Information provided:
--*--

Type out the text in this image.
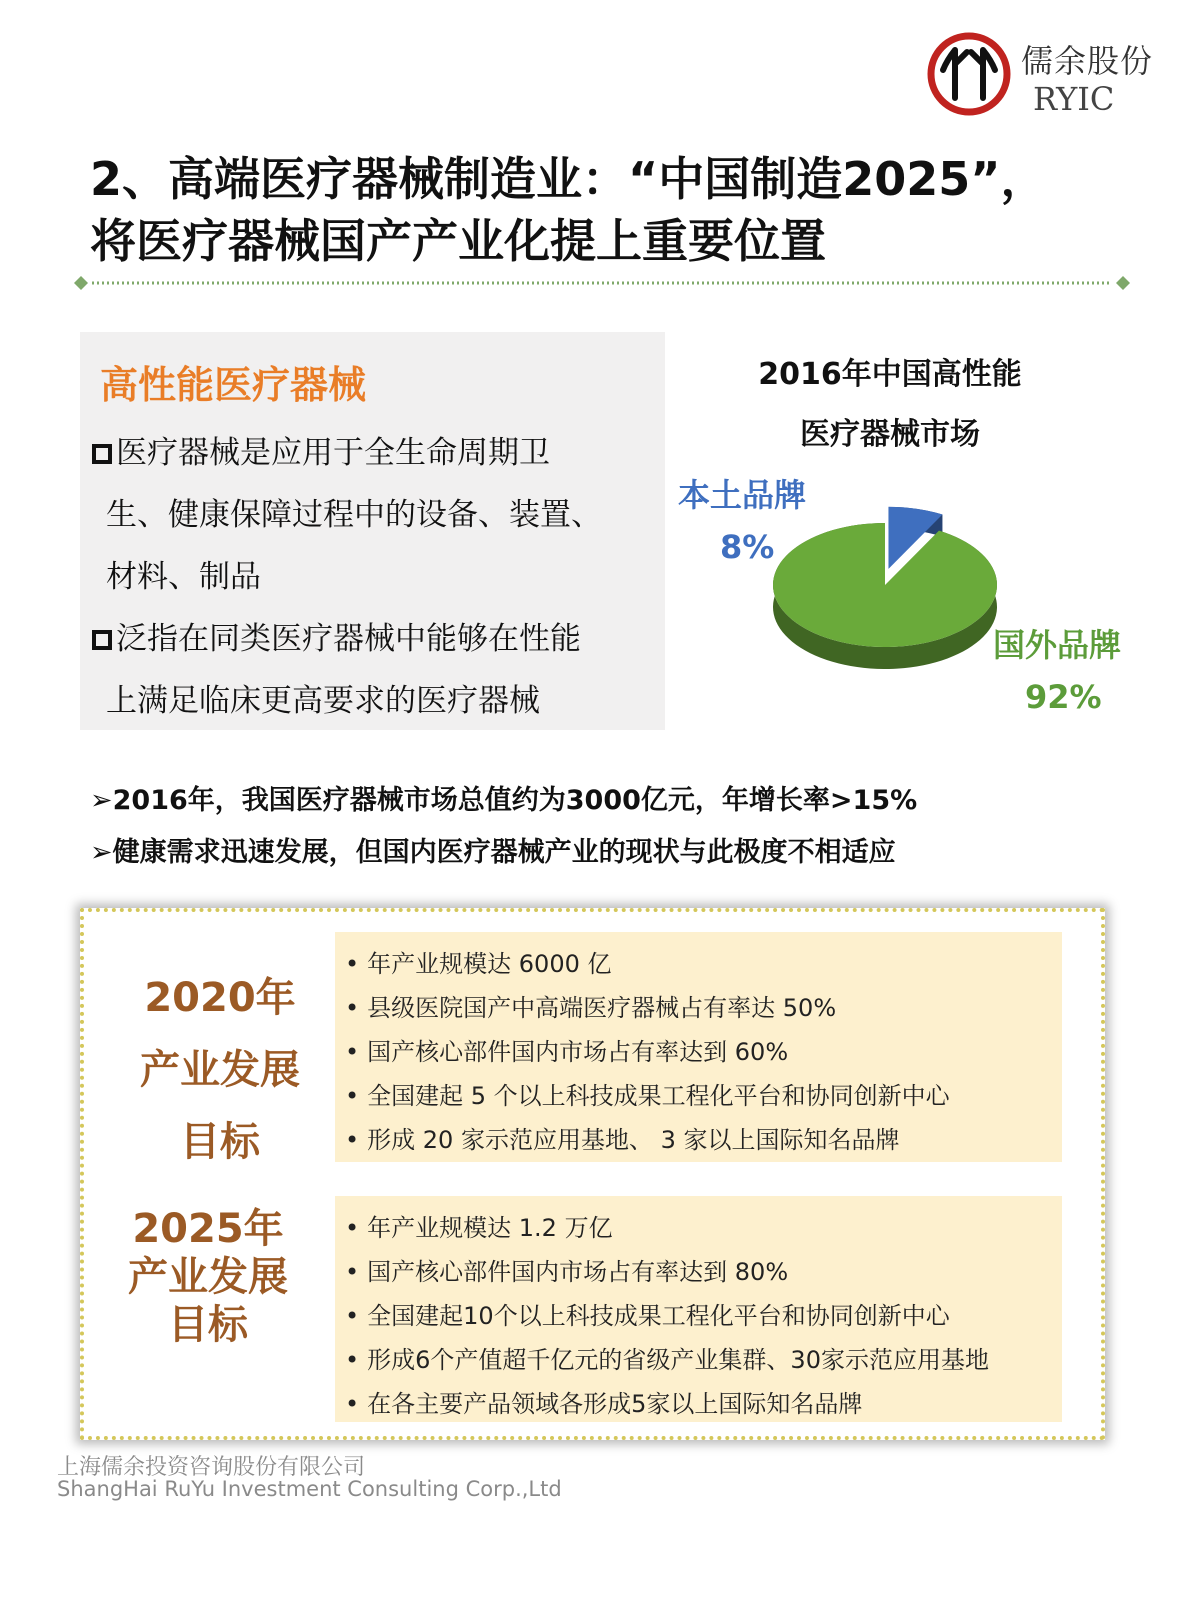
儒余股份
RYIC
2、高端医疗器械制造业：“中国制造2025”，
将医疗器械国产产业化提上重要位置
高性能医疗器械
医疗器械是应用于全生命周期卫
生、健康保障过程中的设备、装置、
材料、制品
泛指在同类医疗器械中能够在性能
上满足临床更高要求的医疗器械
2016年中国高性能
医疗器械市场
本土品牌
8%
国外品牌
92%
➢2016年，我国医疗器械市场总值约为3000亿元，年增长率>15%
➢健康需求迅速发展，但国内医疗器械产业的现状与此极度不相适应
2020年
产业发展
目标
• 年产业规模达 6000 亿
• 县级医院国产中高端医疗器械占有率达 50%
• 国产核心部件国内市场占有率达到 60%
• 全国建起 5 个以上科技成果工程化平台和协同创新中心
• 形成 20 家示范应用基地、 3 家以上国际知名品牌
2025年
产业发展
目标
• 年产业规模达 1.2 万亿
• 国产核心部件国内市场占有率达到 80%
• 全国建起10个以上科技成果工程化平台和协同创新中心
• 形成6个产值超千亿元的省级产业集群、30家示范应用基地
• 在各主要产品领域各形成5家以上国际知名品牌
上海儒余投资咨询股份有限公司
ShangHai RuYu Investment Consulting Corp.,Ltd
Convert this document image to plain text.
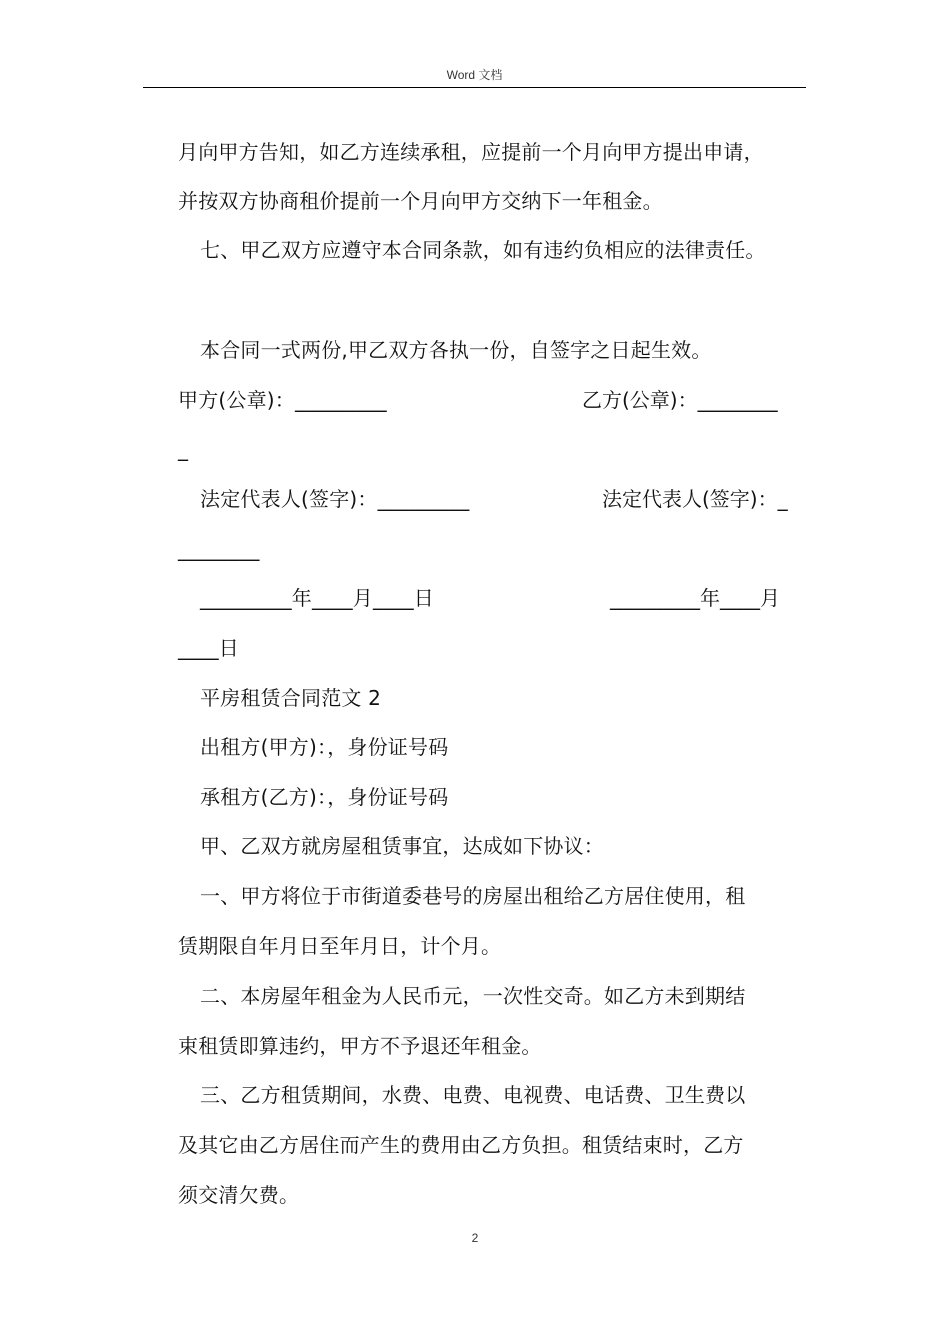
Word 文档
月向甲方告知，如乙方连续承租，应提前一个月向甲方提出申请，
并按双方协商租价提前一个月向甲方交纳下一年租金。
七、甲乙双方应遵守本合同条款，如有违约负相应的法律责任。
本合同一式两份,甲乙双方各执一份，自签字之日起生效。
甲方(公章)：_________	乙方(公章)：________
_
法定代表人(签字)：_________	法定代表人(签字)：_
________
_________年____月____日	_________年____月
____日
平房租赁合同范文 2
出租方(甲方)：，身份证号码
承租方(乙方)：，身份证号码
甲、乙双方就房屋租赁事宜，达成如下协议：
一、甲方将位于市街道委巷号的房屋出租给乙方居住使用，租
赁期限自年月日至年月日，计个月。
二、本房屋年租金为人民币元，一次性交奇。如乙方未到期结
束租赁即算违约，甲方不予退还年租金。
三、乙方租赁期间，水费、电费、电视费、电话费、卫生费以
及其它由乙方居住而产生的费用由乙方负担。租赁结束时，乙方
须交清欠费。
2
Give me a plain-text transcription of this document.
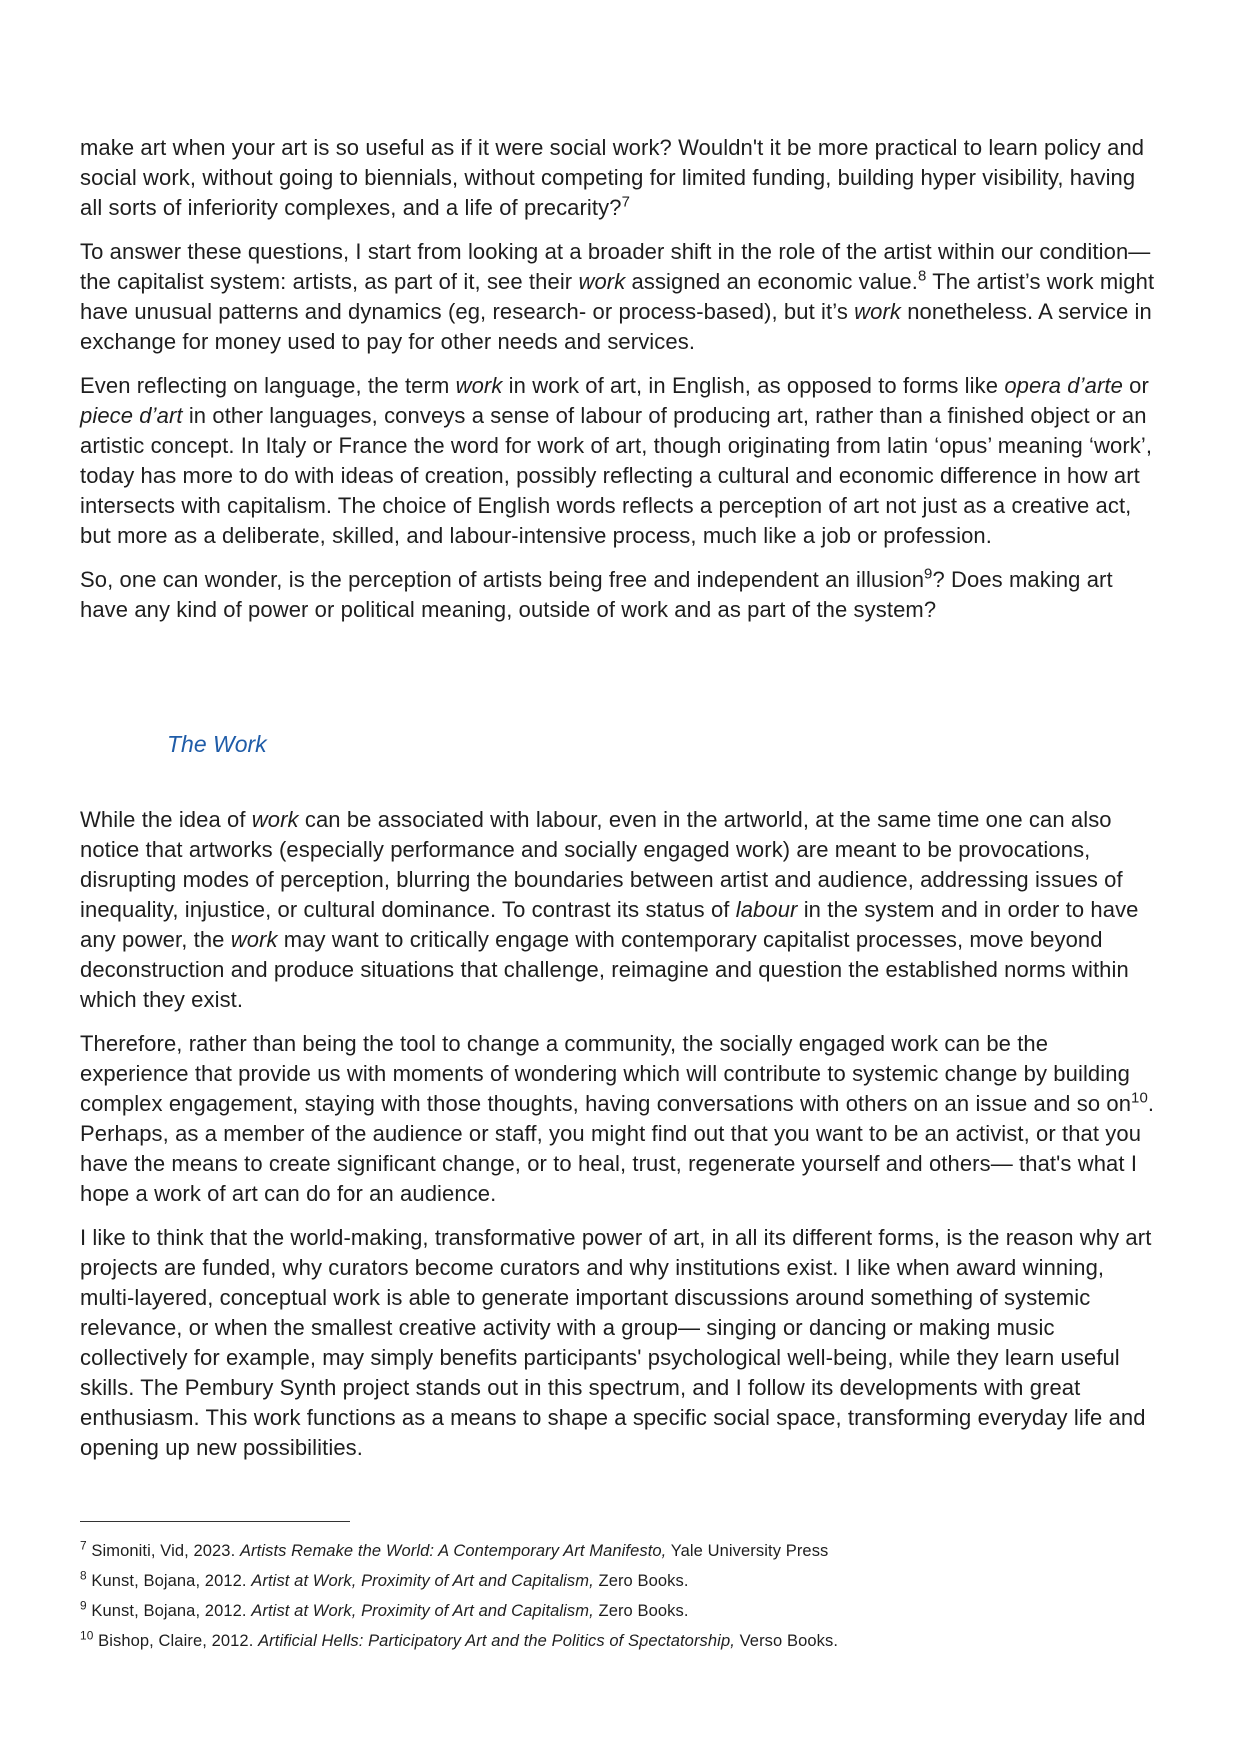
make art when your art is so useful as if it were social work? Wouldn't it be more practical to learn policy and social work, without going to biennials, without competing for limited funding, building hyper visibility, having all sorts of inferiority complexes, and a life of precarity?$^7$

To answer these questions, I start from looking at a broader shift in the role of the artist within our condition— the capitalist system: artists, as part of it, see their work assigned an economic value.$^8$ The artist’s work might have unusual patterns and dynamics (eg, research- or process-based), but it’s work nonetheless. A service in exchange for money used to pay for other needs and services.

Even reflecting on language, the term work in work of art, in English, as opposed to forms like opera d’arte or piece d’art in other languages, conveys a sense of labour of producing art, rather than a finished object or an artistic concept. In Italy or France the word for work of art, though originating from latin ‘opus’ meaning ‘work’, today has more to do with ideas of creation, possibly reflecting a cultural and economic difference in how art intersects with capitalism. The choice of English words reflects a perception of art not just as a creative act, but more as a deliberate, skilled, and labour-intensive process, much like a job or profession.

So, one can wonder, is the perception of artists being free and independent an illusion$^9$? Does making art have any kind of power or political meaning, outside of work and as part of the system?

The Work

While the idea of work can be associated with labour, even in the artworld, at the same time one can also notice that artworks (especially performance and socially engaged work) are meant to be provocations, disrupting modes of perception, blurring the boundaries between artist and audience, addressing issues of inequality, injustice, or cultural dominance. To contrast its status of labour in the system and in order to have any power, the work may want to critically engage with contemporary capitalist processes, move beyond deconstruction and produce situations that challenge, reimagine and question the established norms within which they exist.

Therefore, rather than being the tool to change a community, the socially engaged work can be the experience that provide us with moments of wondering which will contribute to systemic change by building complex engagement, staying with those thoughts, having conversations with others on an issue and so $on^{10}$. Perhaps, as a member of the audience or staff, you might find out that you want to be an activist, or that you have the means to create significant change, or to heal, trust, regenerate yourself and others— that's what I hope a work of art can do for an audience.

I like to think that the world-making, transformative power of art, in all its different forms, is the reason why art projects are funded, why curators become curators and why institutions exist. I like when award winning, multi-layered, conceptual work is able to generate important discussions around something of systemic relevance, or when the smallest creative activity with a group— singing or dancing or making music collectively for example, may simply benefits participants' psychological well-being, while they learn useful skills. The Pembury Synth project stands out in this spectrum, and I follow its developments with great enthusiasm. This work functions as a means to shape a specific social space, transforming everyday life and opening up new possibilities.

$^7$ Simoniti, Vid, 2023. Artists Remake the World: A Contemporary Art Manifesto, Yale University Press

$^8$ Kunst, Bojana, 2012. Artist at Work, Proximity of Art and Capitalism, Zero Books.

$^9$ Kunst, Bojana, 2012. Artist at Work, Proximity of Art and Capitalism, Zero Books.

$^{10}$ Bishop, Claire, 2012. Artificial Hells: Participatory Art and the Politics of Spectatorship, Verso Books.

--*--

Given task:
Every line of the material is to be quoted exactly, with no pictures carried over.

Output for this task:
Type out the text in this image.
儒余股份
RYIC
2、高端医疗器械制造业：“中国制造2025”，
将医疗器械国产产业化提上重要位置
高性能医疗器械
医疗器械是应用于全生命周期卫
生、健康保障过程中的设备、装置、
材料、制品
泛指在同类医疗器械中能够在性能
上满足临床更高要求的医疗器械
2016年中国高性能
医疗器械市场
本土品牌
8%
国外品牌
92%
➢2016年，我国医疗器械市场总值约为3000亿元，年增长率>15%
➢健康需求迅速发展，但国内医疗器械产业的现状与此极度不相适应
2020年
产业发展
目标
• 年产业规模达 6000 亿
• 县级医院国产中高端医疗器械占有率达 50%
• 国产核心部件国内市场占有率达到 60%
• 全国建起 5 个以上科技成果工程化平台和协同创新中心
• 形成 20 家示范应用基地、 3 家以上国际知名品牌
2025年
产业发展
目标
• 年产业规模达 1.2 万亿
• 国产核心部件国内市场占有率达到 80%
• 全国建起10个以上科技成果工程化平台和协同创新中心
• 形成6个产值超千亿元的省级产业集群、30家示范应用基地
• 在各主要产品领域各形成5家以上国际知名品牌
上海儒余投资咨询股份有限公司
ShangHai RuYu Investment Consulting Corp.,Ltd
Convert this document image to plain text.
Word 文档
月向甲方告知，如乙方连续承租，应提前一个月向甲方提出申请，
并按双方协商租价提前一个月向甲方交纳下一年租金。
七、甲乙双方应遵守本合同条款，如有违约负相应的法律责任。
本合同一式两份,甲乙双方各执一份，自签字之日起生效。
甲方(公章)：_________	乙方(公章)：________
_
法定代表人(签字)：_________	法定代表人(签字)：_
________
_________年____月____日	_________年____月
____日
平房租赁合同范文 2
出租方(甲方)：，身份证号码
承租方(乙方)：，身份证号码
甲、乙双方就房屋租赁事宜，达成如下协议：
一、甲方将位于市街道委巷号的房屋出租给乙方居住使用，租
赁期限自年月日至年月日，计个月。
二、本房屋年租金为人民币元，一次性交奇。如乙方未到期结
束租赁即算违约，甲方不予退还年租金。
三、乙方租赁期间，水费、电费、电视费、电话费、卫生费以
及其它由乙方居住而产生的费用由乙方负担。租赁结束时，乙方
须交清欠费。
2
Give me a plain-text transcription of this document.
make art when your art is so useful as if it were social work? Wouldn't it be more practical to learn policy and social work, without going to biennials, without competing for limited funding, building hyper visibility, having all sorts of inferiority complexes, and a life of precarity?$^7$

To answer these questions, I start from looking at a broader shift in the role of the artist within our condition— the capitalist system: artists, as part of it, see their work assigned an economic value.$^8$ The artist’s work might have unusual patterns and dynamics (eg, research- or process-based), but it’s work nonetheless. A service in exchange for money used to pay for other needs and services.

Even reflecting on language, the term work in work of art, in English, as opposed to forms like opera d’arte or piece d’art in other languages, conveys a sense of labour of producing art, rather than a finished object or an artistic concept. In Italy or France the word for work of art, though originating from latin ‘opus’ meaning ‘work’, today has more to do with ideas of creation, possibly reflecting a cultural and economic difference in how art intersects with capitalism. The choice of English words reflects a perception of art not just as a creative act, but more as a deliberate, skilled, and labour-intensive process, much like a job or profession.

So, one can wonder, is the perception of artists being free and independent an illusion$^9$? Does making art have any kind of power or political meaning, outside of work and as part of the system?

The Work

While the idea of work can be associated with labour, even in the artworld, at the same time one can also notice that artworks (especially performance and socially engaged work) are meant to be provocations, disrupting modes of perception, blurring the boundaries between artist and audience, addressing issues of inequality, injustice, or cultural dominance. To contrast its status of labour in the system and in order to have any power, the work may want to critically engage with contemporary capitalist processes, move beyond deconstruction and produce situations that challenge, reimagine and question the established norms within which they exist.

Therefore, rather than being the tool to change a community, the socially engaged work can be the experience that provide us with moments of wondering which will contribute to systemic change by building complex engagement, staying with those thoughts, having conversations with others on an issue and so $on^{10}$. Perhaps, as a member of the audience or staff, you might find out that you want to be an activist, or that you have the means to create significant change, or to heal, trust, regenerate yourself and others— that's what I hope a work of art can do for an audience.

I like to think that the world-making, transformative power of art, in all its different forms, is the reason why art projects are funded, why curators become curators and why institutions exist. I like when award winning, multi-layered, conceptual work is able to generate important discussions around something of systemic relevance, or when the smallest creative activity with a group— singing or dancing or making music collectively for example, may simply benefits participants' psychological well-being, while they learn useful skills. The Pembury Synth project stands out in this spectrum, and I follow its developments with great enthusiasm. This work functions as a means to shape a specific social space, transforming everyday life and opening up new possibilities.

$^7$ Simoniti, Vid, 2023. Artists Remake the World: A Contemporary Art Manifesto, Yale University Press

$^8$ Kunst, Bojana, 2012. Artist at Work, Proximity of Art and Capitalism, Zero Books.

$^9$ Kunst, Bojana, 2012. Artist at Work, Proximity of Art and Capitalism, Zero Books.

$^{10}$ Bishop, Claire, 2012. Artificial Hells: Participatory Art and the Politics of Spectatorship, Verso Books.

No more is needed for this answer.